***** Rows

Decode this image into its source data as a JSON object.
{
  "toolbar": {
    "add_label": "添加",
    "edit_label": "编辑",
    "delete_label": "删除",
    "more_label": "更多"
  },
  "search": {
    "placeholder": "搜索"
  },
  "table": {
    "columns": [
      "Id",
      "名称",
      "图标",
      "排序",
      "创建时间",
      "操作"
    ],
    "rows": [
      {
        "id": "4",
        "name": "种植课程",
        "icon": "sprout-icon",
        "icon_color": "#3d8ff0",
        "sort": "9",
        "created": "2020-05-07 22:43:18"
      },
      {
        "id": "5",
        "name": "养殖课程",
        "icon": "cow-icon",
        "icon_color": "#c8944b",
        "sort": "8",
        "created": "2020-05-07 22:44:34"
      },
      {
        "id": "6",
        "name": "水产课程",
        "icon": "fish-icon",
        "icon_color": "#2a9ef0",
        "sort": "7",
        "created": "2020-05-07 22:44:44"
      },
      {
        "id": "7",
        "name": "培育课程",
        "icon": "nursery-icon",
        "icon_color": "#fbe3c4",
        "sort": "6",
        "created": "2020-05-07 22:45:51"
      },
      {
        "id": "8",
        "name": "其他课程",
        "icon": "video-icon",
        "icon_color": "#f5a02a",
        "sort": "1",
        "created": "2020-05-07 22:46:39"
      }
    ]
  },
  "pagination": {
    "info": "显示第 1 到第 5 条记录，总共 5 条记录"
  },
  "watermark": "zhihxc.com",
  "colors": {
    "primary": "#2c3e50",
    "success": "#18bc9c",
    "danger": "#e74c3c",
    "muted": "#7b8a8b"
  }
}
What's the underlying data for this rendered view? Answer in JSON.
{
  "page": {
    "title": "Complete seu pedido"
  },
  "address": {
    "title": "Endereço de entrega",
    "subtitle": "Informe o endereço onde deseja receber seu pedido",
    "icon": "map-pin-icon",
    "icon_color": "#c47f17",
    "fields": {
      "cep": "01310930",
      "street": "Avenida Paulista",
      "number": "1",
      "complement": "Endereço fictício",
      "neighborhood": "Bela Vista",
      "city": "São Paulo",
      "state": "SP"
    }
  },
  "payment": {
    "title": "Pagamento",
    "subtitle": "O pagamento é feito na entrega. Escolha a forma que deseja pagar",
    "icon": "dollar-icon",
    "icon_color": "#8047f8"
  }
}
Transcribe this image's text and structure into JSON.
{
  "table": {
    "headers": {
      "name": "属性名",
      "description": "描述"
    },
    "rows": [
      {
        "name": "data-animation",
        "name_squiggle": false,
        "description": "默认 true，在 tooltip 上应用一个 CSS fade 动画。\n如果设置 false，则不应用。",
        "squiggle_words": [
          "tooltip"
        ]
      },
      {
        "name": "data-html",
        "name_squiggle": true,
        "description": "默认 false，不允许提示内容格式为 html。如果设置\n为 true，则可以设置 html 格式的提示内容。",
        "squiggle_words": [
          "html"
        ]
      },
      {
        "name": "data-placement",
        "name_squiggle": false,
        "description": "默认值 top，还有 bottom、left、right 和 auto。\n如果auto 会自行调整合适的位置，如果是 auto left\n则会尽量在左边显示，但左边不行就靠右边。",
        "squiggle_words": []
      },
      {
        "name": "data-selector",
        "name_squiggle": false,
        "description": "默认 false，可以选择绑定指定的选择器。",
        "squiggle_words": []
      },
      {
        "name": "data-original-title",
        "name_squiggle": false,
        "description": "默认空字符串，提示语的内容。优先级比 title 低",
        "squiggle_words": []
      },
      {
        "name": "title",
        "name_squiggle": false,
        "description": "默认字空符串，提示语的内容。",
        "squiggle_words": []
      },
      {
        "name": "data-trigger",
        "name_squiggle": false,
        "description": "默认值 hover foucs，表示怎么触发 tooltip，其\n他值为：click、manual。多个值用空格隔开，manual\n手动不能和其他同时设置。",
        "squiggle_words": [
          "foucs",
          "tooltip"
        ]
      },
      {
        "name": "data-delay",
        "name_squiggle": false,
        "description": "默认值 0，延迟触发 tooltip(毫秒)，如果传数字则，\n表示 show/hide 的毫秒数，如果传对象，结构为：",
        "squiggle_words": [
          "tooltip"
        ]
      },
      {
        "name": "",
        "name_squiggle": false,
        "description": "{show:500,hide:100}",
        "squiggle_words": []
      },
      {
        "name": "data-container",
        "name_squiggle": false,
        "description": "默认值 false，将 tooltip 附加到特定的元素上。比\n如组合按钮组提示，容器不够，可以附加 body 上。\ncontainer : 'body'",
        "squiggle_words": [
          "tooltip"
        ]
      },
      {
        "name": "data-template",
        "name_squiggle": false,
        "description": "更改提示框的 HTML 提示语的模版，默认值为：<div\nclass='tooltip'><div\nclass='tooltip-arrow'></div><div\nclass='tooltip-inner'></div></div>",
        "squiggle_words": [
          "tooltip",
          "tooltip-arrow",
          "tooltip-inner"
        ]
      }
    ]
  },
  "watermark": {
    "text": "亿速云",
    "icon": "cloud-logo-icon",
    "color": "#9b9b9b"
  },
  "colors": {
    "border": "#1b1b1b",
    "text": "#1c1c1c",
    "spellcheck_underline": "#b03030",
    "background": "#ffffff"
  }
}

**********

Task to complete: Write down all the entries again without a single difference.

Result below:
Decode this image into its source data as a JSON object.
{
  "toolbar": {
    "add_label": "添加",
    "edit_label": "编辑",
    "delete_label": "删除",
    "more_label": "更多"
  },
  "search": {
    "placeholder": "搜索"
  },
  "table": {
    "columns": [
      "Id",
      "名称",
      "图标",
      "排序",
      "创建时间",
      "操作"
    ],
    "rows": [
      {
        "id": "4",
        "name": "种植课程",
        "icon": "sprout-icon",
        "icon_color": "#3d8ff0",
        "sort": "9",
        "created": "2020-05-07 22:43:18"
      },
      {
        "id": "5",
        "name": "养殖课程",
        "icon": "cow-icon",
        "icon_color": "#c8944b",
        "sort": "8",
        "created": "2020-05-07 22:44:34"
      },
      {
        "id": "6",
        "name": "水产课程",
        "icon": "fish-icon",
        "icon_color": "#2a9ef0",
        "sort": "7",
        "created": "2020-05-07 22:44:44"
      },
      {
        "id": "7",
        "name": "培育课程",
        "icon": "nursery-icon",
        "icon_color": "#fbe3c4",
        "sort": "6",
        "created": "2020-05-07 22:45:51"
      },
      {
        "id": "8",
        "name": "其他课程",
        "icon": "video-icon",
        "icon_color": "#f5a02a",
        "sort": "1",
        "created": "2020-05-07 22:46:39"
      }
    ]
  },
  "pagination": {
    "info": "显示第 1 到第 5 条记录，总共 5 条记录"
  },
  "watermark": "zhihxc.com",
  "colors": {
    "primary": "#2c3e50",
    "success": "#18bc9c",
    "danger": "#e74c3c",
    "muted": "#7b8a8b"
  }
}
What's the underlying data for this rendered view? Answer in JSON.
{
  "page": {
    "title": "Complete seu pedido"
  },
  "address": {
    "title": "Endereço de entrega",
    "subtitle": "Informe o endereço onde deseja receber seu pedido",
    "icon": "map-pin-icon",
    "icon_color": "#c47f17",
    "fields": {
      "cep": "01310930",
      "street": "Avenida Paulista",
      "number": "1",
      "complement": "Endereço fictício",
      "neighborhood": "Bela Vista",
      "city": "São Paulo",
      "state": "SP"
    }
  },
  "payment": {
    "title": "Pagamento",
    "subtitle": "O pagamento é feito na entrega. Escolha a forma que deseja pagar",
    "icon": "dollar-icon",
    "icon_color": "#8047f8"
  }
}
Transcribe this image's text and structure into JSON.
{
  "table": {
    "headers": {
      "name": "属性名",
      "description": "描述"
    },
    "rows": [
      {
        "name": "data-animation",
        "name_squiggle": false,
        "description": "默认 true，在 tooltip 上应用一个 CSS fade 动画。\n如果设置 false，则不应用。",
        "squiggle_words": [
          "tooltip"
        ]
      },
      {
        "name": "data-html",
        "name_squiggle": true,
        "description": "默认 false，不允许提示内容格式为 html。如果设置\n为 true，则可以设置 html 格式的提示内容。",
        "squiggle_words": [
          "html"
        ]
      },
      {
        "name": "data-placement",
        "name_squiggle": false,
        "description": "默认值 top，还有 bottom、left、right 和 auto。\n如果auto 会自行调整合适的位置，如果是 auto left\n则会尽量在左边显示，但左边不行就靠右边。",
        "squiggle_words": []
      },
      {
        "name": "data-selector",
        "name_squiggle": false,
        "description": "默认 false，可以选择绑定指定的选择器。",
        "squiggle_words": []
      },
      {
        "name": "data-original-title",
        "name_squiggle": false,
        "description": "默认空字符串，提示语的内容。优先级比 title 低",
        "squiggle_words": []
      },
      {
        "name": "title",
        "name_squiggle": false,
        "description": "默认字空符串，提示语的内容。",
        "squiggle_words": []
      },
      {
        "name": "data-trigger",
        "name_squiggle": false,
        "description": "默认值 hover foucs，表示怎么触发 tooltip，其\n他值为：click、manual。多个值用空格隔开，manual\n手动不能和其他同时设置。",
        "squiggle_words": [
          "foucs",
          "tooltip"
        ]
      },
      {
        "name": "data-delay",
        "name_squiggle": false,
        "description": "默认值 0，延迟触发 tooltip(毫秒)，如果传数字则，\n表示 show/hide 的毫秒数，如果传对象，结构为：",
        "squiggle_words": [
          "tooltip"
        ]
      },
      {
        "name": "",
        "name_squiggle": false,
        "description": "{show:500,hide:100}",
        "squiggle_words": []
      },
      {
        "name": "data-container",
        "name_squiggle": false,
        "description": "默认值 false，将 tooltip 附加到特定的元素上。比\n如组合按钮组提示，容器不够，可以附加 body 上。\ncontainer : 'body'",
        "squiggle_words": [
          "tooltip"
        ]
      },
      {
        "name": "data-template",
        "name_squiggle": false,
        "description": "更改提示框的 HTML 提示语的模版，默认值为：<div\nclass='tooltip'><div\nclass='tooltip-arrow'></div><div\nclass='tooltip-inner'></div></div>",
        "squiggle_words": [
          "tooltip",
          "tooltip-arrow",
          "tooltip-inner"
        ]
      }
    ]
  },
  "watermark": {
    "text": "亿速云",
    "icon": "cloud-logo-icon",
    "color": "#9b9b9b"
  },
  "colors": {
    "border": "#1b1b1b",
    "text": "#1c1c1c",
    "spellcheck_underline": "#b03030",
    "background": "#ffffff"
  }
}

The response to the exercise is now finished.